* [GIVEN DATA]
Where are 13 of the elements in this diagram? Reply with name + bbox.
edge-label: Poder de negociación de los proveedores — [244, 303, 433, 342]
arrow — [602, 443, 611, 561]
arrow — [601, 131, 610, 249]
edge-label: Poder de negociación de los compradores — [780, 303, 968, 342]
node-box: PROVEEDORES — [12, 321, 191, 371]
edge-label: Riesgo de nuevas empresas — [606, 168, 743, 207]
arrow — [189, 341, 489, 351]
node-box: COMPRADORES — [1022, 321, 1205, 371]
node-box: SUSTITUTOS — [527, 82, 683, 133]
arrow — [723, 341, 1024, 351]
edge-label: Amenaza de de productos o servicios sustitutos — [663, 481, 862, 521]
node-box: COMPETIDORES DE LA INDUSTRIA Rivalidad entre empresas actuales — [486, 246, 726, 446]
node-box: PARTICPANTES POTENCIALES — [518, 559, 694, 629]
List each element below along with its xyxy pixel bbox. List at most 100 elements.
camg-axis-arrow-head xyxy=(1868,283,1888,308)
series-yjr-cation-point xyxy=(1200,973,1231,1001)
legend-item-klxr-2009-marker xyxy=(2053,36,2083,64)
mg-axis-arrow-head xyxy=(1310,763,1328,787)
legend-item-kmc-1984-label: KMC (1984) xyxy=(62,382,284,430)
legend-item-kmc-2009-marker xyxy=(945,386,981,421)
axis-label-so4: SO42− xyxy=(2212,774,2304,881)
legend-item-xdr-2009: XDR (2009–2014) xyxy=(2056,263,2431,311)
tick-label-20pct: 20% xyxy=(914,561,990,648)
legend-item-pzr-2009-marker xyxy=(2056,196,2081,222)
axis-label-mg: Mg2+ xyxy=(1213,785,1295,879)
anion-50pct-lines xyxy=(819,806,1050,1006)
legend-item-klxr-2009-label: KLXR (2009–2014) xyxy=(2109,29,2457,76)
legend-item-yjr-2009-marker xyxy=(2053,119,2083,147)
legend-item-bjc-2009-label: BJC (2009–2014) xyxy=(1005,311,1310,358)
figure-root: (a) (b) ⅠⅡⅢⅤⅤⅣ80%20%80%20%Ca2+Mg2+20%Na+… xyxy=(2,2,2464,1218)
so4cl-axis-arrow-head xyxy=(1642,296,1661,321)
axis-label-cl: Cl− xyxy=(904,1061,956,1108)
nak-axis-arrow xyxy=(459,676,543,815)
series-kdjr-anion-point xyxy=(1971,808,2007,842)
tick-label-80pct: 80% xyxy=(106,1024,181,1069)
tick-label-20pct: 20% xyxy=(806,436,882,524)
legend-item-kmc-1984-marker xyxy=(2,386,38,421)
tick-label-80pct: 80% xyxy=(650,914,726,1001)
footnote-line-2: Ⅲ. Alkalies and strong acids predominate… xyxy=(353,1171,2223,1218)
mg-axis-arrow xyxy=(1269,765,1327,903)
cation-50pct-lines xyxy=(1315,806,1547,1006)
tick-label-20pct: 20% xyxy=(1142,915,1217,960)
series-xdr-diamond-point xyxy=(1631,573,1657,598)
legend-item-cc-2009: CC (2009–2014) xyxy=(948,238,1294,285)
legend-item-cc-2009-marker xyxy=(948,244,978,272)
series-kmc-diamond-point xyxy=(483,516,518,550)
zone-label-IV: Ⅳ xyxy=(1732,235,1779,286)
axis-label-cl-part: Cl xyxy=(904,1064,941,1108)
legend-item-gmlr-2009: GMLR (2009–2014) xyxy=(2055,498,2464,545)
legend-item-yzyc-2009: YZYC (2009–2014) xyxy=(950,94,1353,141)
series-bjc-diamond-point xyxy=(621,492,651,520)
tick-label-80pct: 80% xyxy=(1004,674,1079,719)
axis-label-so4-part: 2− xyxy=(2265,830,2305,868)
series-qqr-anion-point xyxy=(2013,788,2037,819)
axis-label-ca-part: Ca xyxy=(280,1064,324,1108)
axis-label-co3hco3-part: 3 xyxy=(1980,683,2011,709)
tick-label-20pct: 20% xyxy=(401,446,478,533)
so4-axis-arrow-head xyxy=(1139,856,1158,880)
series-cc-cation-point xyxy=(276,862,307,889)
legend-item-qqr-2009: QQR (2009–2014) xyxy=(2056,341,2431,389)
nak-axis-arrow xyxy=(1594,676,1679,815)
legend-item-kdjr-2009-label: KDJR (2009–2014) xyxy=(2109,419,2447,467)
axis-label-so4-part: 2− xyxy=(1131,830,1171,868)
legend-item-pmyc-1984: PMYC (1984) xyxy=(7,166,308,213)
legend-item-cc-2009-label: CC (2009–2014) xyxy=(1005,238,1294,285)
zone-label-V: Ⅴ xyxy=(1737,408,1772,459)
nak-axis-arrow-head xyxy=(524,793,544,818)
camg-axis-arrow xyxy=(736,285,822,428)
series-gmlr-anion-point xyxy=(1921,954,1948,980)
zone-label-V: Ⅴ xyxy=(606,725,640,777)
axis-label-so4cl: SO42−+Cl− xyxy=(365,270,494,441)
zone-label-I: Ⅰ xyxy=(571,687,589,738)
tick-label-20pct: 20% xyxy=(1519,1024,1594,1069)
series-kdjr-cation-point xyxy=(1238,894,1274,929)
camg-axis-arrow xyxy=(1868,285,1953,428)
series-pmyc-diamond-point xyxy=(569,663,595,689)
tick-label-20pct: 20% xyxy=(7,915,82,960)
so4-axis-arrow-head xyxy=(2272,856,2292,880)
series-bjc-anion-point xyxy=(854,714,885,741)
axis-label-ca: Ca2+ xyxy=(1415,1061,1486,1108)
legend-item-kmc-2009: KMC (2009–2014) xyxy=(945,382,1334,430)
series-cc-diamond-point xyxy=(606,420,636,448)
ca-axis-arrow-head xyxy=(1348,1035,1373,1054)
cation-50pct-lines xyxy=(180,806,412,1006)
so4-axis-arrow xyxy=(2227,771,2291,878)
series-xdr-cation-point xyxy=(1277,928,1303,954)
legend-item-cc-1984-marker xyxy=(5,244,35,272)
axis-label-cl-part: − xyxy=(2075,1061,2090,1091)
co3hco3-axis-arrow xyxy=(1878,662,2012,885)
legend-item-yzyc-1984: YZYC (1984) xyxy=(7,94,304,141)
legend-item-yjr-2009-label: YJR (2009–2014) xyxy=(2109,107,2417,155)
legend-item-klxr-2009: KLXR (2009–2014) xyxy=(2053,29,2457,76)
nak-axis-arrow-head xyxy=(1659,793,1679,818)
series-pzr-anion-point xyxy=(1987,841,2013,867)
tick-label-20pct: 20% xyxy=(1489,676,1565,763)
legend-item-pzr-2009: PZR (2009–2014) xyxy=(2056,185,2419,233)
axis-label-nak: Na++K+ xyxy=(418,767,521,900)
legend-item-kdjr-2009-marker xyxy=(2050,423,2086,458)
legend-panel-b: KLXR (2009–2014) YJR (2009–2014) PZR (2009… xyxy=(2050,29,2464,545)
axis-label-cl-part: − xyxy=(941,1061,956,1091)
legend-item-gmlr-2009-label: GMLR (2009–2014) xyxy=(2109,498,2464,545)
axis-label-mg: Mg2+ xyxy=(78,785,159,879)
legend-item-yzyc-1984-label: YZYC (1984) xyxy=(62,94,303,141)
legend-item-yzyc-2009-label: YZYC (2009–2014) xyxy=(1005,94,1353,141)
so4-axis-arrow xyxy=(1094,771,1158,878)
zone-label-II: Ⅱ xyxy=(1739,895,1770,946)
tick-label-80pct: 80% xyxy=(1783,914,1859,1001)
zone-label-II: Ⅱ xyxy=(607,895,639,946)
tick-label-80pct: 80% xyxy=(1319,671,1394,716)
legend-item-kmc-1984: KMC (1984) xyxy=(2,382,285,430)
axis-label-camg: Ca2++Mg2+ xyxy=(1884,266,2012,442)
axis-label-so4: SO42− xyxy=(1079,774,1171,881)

* [WHAT TO DO] Could you reproduce the material verbatim from its first line through the line containing "arrow — [601, 131, 610, 249]", including both of those lines?

* [EXPECTED OUTPUT]
Where are 13 of the elements in this diagram? Reply with name + bbox.
edge-label: Poder de negociación de los proveedores — [244, 303, 433, 342]
arrow — [602, 443, 611, 561]
arrow — [601, 131, 610, 249]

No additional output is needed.